-------- Given data

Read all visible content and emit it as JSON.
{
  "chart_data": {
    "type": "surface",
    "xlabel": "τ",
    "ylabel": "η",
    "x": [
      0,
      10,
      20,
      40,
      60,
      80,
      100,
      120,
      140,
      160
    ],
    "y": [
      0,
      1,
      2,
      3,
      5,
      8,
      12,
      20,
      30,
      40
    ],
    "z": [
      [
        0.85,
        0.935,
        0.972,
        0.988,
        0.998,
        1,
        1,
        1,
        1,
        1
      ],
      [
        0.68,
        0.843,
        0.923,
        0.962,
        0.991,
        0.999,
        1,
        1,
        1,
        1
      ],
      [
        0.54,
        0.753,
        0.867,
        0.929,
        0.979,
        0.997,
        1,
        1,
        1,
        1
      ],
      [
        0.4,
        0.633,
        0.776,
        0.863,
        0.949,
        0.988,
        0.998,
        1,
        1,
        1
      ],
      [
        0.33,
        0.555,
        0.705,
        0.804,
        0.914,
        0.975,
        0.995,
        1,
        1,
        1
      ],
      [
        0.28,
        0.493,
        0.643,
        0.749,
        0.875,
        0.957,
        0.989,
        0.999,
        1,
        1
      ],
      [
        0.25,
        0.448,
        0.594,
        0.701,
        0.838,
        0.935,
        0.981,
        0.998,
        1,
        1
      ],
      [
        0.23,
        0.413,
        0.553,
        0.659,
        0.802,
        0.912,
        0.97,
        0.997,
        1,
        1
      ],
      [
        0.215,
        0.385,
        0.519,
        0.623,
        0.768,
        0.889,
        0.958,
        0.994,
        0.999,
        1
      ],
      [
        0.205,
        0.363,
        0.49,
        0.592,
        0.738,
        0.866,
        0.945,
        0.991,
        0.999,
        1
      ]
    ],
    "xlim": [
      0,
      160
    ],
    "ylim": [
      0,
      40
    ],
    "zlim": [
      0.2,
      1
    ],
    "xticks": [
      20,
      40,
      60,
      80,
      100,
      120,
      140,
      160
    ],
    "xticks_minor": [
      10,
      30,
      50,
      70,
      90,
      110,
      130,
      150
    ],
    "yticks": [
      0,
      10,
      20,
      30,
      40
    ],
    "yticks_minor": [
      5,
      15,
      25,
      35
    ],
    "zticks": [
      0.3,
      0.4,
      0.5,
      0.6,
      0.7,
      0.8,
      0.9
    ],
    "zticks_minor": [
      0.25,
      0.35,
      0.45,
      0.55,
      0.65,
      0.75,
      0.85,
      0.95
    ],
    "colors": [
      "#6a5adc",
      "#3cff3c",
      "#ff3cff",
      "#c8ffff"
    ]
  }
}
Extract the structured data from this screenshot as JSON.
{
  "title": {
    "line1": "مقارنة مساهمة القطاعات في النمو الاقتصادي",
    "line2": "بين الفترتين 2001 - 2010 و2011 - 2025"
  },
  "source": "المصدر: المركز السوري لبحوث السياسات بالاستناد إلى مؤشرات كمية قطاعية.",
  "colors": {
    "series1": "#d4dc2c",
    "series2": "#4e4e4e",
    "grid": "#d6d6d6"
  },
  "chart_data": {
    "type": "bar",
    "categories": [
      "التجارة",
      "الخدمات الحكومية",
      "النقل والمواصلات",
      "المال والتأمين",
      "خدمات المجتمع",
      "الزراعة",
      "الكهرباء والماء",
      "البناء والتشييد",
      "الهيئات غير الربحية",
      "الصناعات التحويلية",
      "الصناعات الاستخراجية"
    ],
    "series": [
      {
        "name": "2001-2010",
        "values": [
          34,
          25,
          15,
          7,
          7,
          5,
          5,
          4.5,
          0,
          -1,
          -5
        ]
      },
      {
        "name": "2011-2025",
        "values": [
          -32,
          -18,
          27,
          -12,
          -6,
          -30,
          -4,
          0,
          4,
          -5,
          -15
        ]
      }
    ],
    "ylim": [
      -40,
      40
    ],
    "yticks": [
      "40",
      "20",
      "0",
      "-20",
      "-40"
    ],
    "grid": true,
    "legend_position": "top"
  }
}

----------------

Your goal -
Print the whole listing again, exactly.

Expected answer -
Read all visible content and emit it as JSON.
{
  "chart_data": {
    "type": "surface",
    "xlabel": "τ",
    "ylabel": "η",
    "x": [
      0,
      10,
      20,
      40,
      60,
      80,
      100,
      120,
      140,
      160
    ],
    "y": [
      0,
      1,
      2,
      3,
      5,
      8,
      12,
      20,
      30,
      40
    ],
    "z": [
      [
        0.85,
        0.935,
        0.972,
        0.988,
        0.998,
        1,
        1,
        1,
        1,
        1
      ],
      [
        0.68,
        0.843,
        0.923,
        0.962,
        0.991,
        0.999,
        1,
        1,
        1,
        1
      ],
      [
        0.54,
        0.753,
        0.867,
        0.929,
        0.979,
        0.997,
        1,
        1,
        1,
        1
      ],
      [
        0.4,
        0.633,
        0.776,
        0.863,
        0.949,
        0.988,
        0.998,
        1,
        1,
        1
      ],
      [
        0.33,
        0.555,
        0.705,
        0.804,
        0.914,
        0.975,
        0.995,
        1,
        1,
        1
      ],
      [
        0.28,
        0.493,
        0.643,
        0.749,
        0.875,
        0.957,
        0.989,
        0.999,
        1,
        1
      ],
      [
        0.25,
        0.448,
        0.594,
        0.701,
        0.838,
        0.935,
        0.981,
        0.998,
        1,
        1
      ],
      [
        0.23,
        0.413,
        0.553,
        0.659,
        0.802,
        0.912,
        0.97,
        0.997,
        1,
        1
      ],
      [
        0.215,
        0.385,
        0.519,
        0.623,
        0.768,
        0.889,
        0.958,
        0.994,
        0.999,
        1
      ],
      [
        0.205,
        0.363,
        0.49,
        0.592,
        0.738,
        0.866,
        0.945,
        0.991,
        0.999,
        1
      ]
    ],
    "xlim": [
      0,
      160
    ],
    "ylim": [
      0,
      40
    ],
    "zlim": [
      0.2,
      1
    ],
    "xticks": [
      20,
      40,
      60,
      80,
      100,
      120,
      140,
      160
    ],
    "xticks_minor": [
      10,
      30,
      50,
      70,
      90,
      110,
      130,
      150
    ],
    "yticks": [
      0,
      10,
      20,
      30,
      40
    ],
    "yticks_minor": [
      5,
      15,
      25,
      35
    ],
    "zticks": [
      0.3,
      0.4,
      0.5,
      0.6,
      0.7,
      0.8,
      0.9
    ],
    "zticks_minor": [
      0.25,
      0.35,
      0.45,
      0.55,
      0.65,
      0.75,
      0.85,
      0.95
    ],
    "colors": [
      "#6a5adc",
      "#3cff3c",
      "#ff3cff",
      "#c8ffff"
    ]
  }
}
Extract the structured data from this screenshot as JSON.
{
  "title": {
    "line1": "مقارنة مساهمة القطاعات في النمو الاقتصادي",
    "line2": "بين الفترتين 2001 - 2010 و2011 - 2025"
  },
  "source": "المصدر: المركز السوري لبحوث السياسات بالاستناد إلى مؤشرات كمية قطاعية.",
  "colors": {
    "series1": "#d4dc2c",
    "series2": "#4e4e4e",
    "grid": "#d6d6d6"
  },
  "chart_data": {
    "type": "bar",
    "categories": [
      "التجارة",
      "الخدمات الحكومية",
      "النقل والمواصلات",
      "المال والتأمين",
      "خدمات المجتمع",
      "الزراعة",
      "الكهرباء والماء",
      "البناء والتشييد",
      "الهيئات غير الربحية",
      "الصناعات التحويلية",
      "الصناعات الاستخراجية"
    ],
    "series": [
      {
        "name": "2001-2010",
        "values": [
          34,
          25,
          15,
          7,
          7,
          5,
          5,
          4.5,
          0,
          -1,
          -5
        ]
      },
      {
        "name": "2011-2025",
        "values": [
          -32,
          -18,
          27,
          -12,
          -6,
          -30,
          -4,
          0,
          4,
          -5,
          -15
        ]
      }
    ],
    "ylim": [
      -40,
      40
    ],
    "yticks": [
      "40",
      "20",
      "0",
      "-20",
      "-40"
    ],
    "grid": true,
    "legend_position": "top"
  }
}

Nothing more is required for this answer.